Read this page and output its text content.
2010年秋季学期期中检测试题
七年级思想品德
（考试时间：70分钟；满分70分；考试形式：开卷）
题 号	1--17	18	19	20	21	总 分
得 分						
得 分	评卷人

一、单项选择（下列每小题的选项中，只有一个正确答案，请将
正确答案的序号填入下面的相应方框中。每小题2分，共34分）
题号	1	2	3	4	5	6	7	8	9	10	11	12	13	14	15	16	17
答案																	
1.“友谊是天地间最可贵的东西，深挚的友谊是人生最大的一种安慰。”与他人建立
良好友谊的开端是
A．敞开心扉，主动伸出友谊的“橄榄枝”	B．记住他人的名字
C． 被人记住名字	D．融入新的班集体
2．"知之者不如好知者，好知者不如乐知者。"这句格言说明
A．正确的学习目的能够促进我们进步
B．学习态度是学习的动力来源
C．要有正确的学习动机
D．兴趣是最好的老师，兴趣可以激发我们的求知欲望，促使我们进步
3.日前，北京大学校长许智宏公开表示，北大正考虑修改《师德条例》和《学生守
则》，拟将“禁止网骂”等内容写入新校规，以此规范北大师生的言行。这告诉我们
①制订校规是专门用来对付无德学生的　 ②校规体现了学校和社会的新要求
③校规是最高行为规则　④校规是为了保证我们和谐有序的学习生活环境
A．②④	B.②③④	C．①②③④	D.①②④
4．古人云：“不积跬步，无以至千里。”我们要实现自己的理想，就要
==
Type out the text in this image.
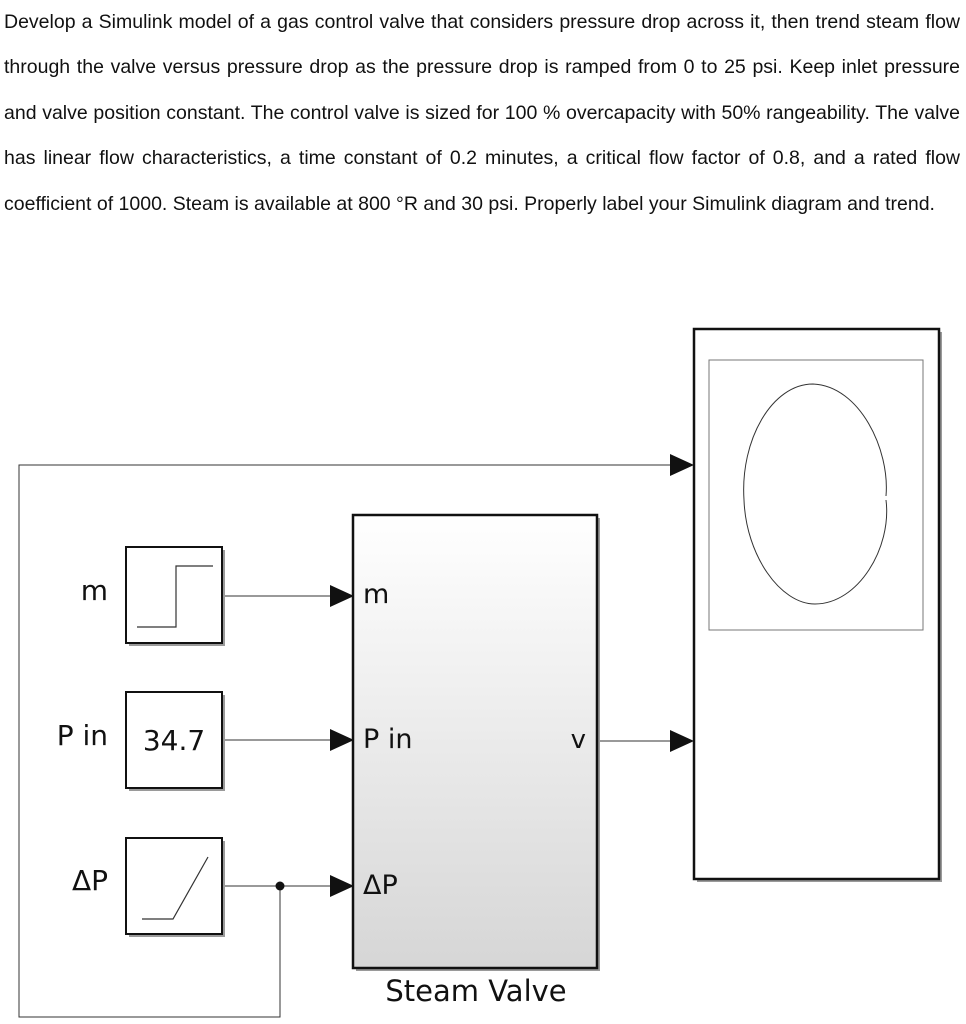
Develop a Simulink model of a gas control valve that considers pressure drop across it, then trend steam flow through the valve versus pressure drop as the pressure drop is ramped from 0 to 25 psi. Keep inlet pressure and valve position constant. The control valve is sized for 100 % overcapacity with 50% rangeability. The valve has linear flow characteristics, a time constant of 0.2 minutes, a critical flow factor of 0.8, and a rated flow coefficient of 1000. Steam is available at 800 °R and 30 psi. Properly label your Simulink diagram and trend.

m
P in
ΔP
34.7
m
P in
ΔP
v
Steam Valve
==
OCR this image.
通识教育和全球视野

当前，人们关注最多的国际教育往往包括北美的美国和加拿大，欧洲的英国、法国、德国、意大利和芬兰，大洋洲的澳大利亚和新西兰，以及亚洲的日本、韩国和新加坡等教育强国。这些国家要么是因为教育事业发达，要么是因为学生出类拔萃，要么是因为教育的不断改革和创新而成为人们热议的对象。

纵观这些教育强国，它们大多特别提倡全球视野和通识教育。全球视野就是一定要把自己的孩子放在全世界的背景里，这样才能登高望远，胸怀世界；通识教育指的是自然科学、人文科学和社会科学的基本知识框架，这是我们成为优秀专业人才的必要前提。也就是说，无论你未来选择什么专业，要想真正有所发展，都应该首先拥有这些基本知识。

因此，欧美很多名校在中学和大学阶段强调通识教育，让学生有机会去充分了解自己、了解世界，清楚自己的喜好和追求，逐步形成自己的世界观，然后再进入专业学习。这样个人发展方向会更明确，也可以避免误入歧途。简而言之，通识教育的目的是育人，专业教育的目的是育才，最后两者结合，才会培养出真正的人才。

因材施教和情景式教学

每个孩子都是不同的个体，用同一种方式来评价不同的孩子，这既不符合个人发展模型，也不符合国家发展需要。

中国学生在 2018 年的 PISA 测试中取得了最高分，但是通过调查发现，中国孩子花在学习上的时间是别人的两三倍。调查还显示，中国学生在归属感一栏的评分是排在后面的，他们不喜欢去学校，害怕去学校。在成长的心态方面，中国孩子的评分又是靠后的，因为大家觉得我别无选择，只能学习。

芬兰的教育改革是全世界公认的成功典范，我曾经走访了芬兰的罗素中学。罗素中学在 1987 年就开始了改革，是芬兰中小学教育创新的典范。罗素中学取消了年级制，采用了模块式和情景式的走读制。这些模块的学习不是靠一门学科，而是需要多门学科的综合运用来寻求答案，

What you will do → Search the entries for the word "this", then gather every line that has it.

Written answer →
Read this page and output its text content.
Type out the text in this image.
OCR this image.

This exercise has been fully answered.